Select and copy out every line in the records containing "request".
════════════════
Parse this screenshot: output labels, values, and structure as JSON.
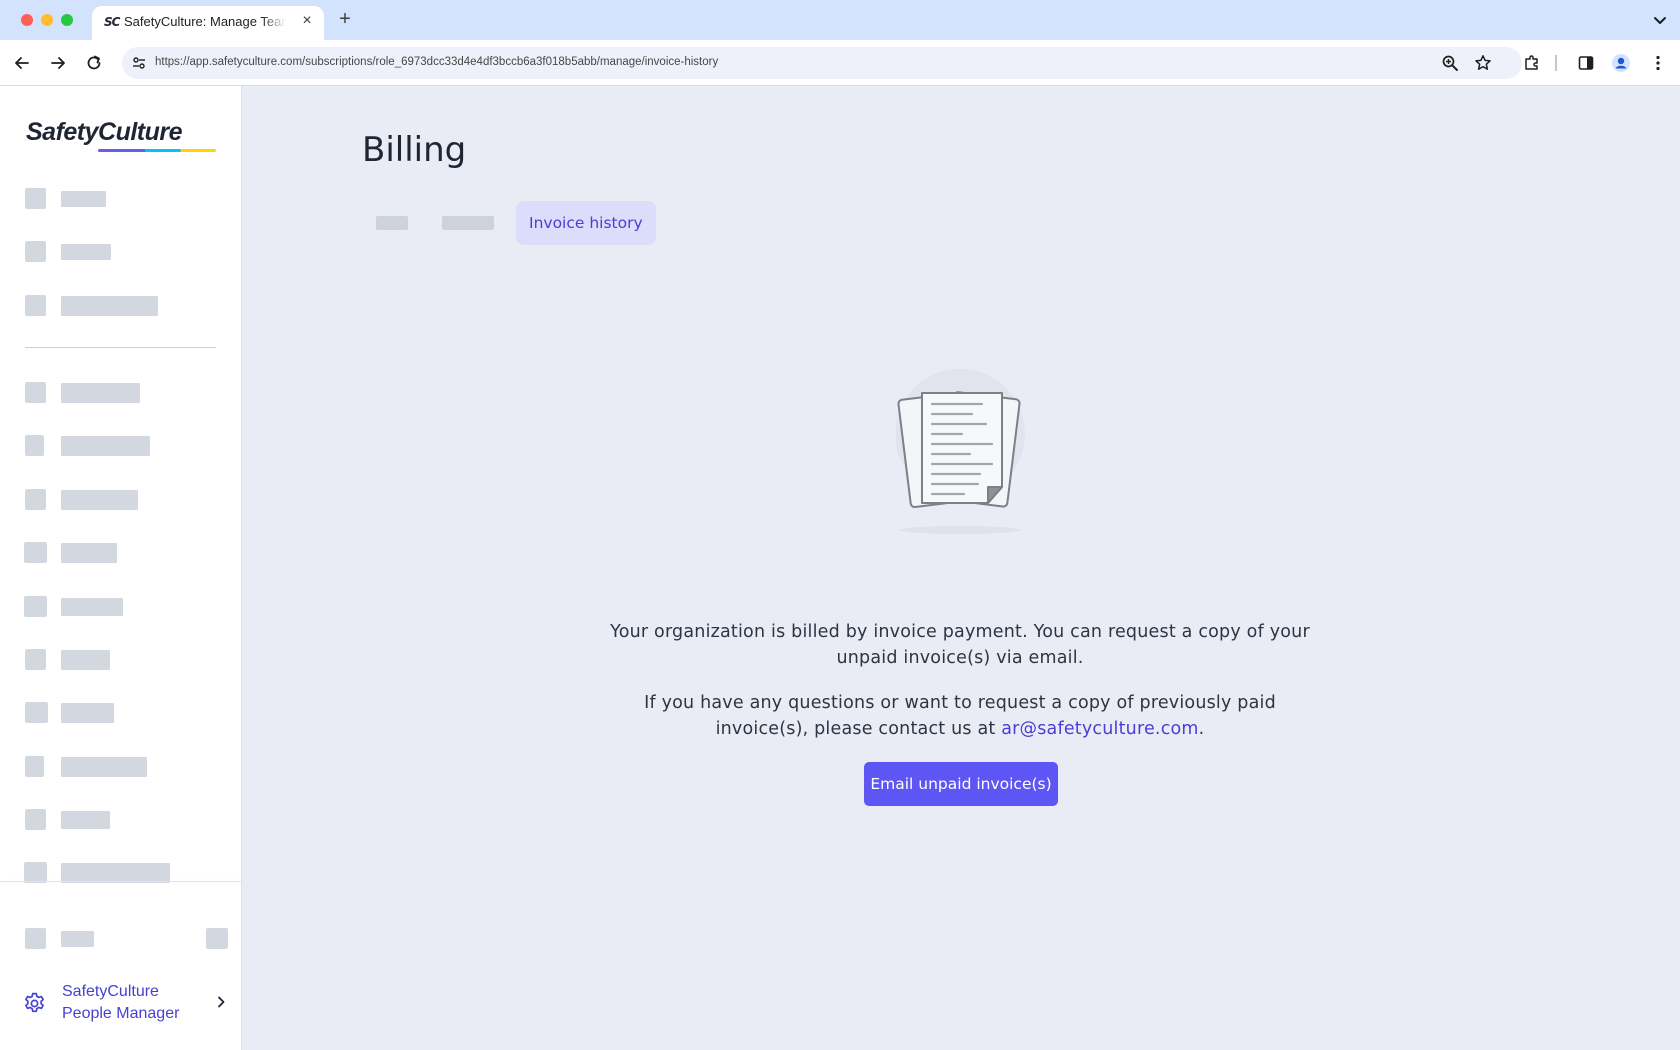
{
  "browser": {
    "tab_favicon": "SC",
    "tab_title": "SafetyCulture: Manage Teams",
    "url": "https://app.safetyculture.com/subscriptions/role_6973dcc33d4e4df3bccb6a3f018b5abb/manage/invoice-history"
  },
  "sidebar": {
    "logo_text": "SafetyCulture",
    "bottom_link": {
      "line1": "SafetyCulture",
      "line2": "People Manager"
    }
  },
  "main": {
    "page_title": "Billing",
    "tabs": [
      {
        "label": "",
        "loading": true
      },
      {
        "label": "",
        "loading": true
      },
      {
        "label": "Invoice history",
        "active": true
      }
    ],
    "message_line1a": "Your organization is billed by invoice payment. You can request a copy of your",
    "message_line1b": "unpaid invoice(s) via email.",
    "message_line2a": "If you have any questions or want to request a copy of previously paid",
    "message_line2b": "invoice(s), please contact us at",
    "contact_email": "ar@safetyculture.com",
    "message_line2_end": ".",
    "cta_label": "Email unpaid invoice(s)"
  },
  "colors": {
    "accent": "#5e55f5",
    "link": "#4740d4",
    "page_bg": "#e9ecf5",
    "skeleton": "#d3d7e0"
  }
}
════════════════
> _THE ANSWER_
    "message_line1a": "Your organization is billed by invoice payment. You can request a copy of your",
    "message_line2a": "If you have any questions or want to request a copy of previously paid",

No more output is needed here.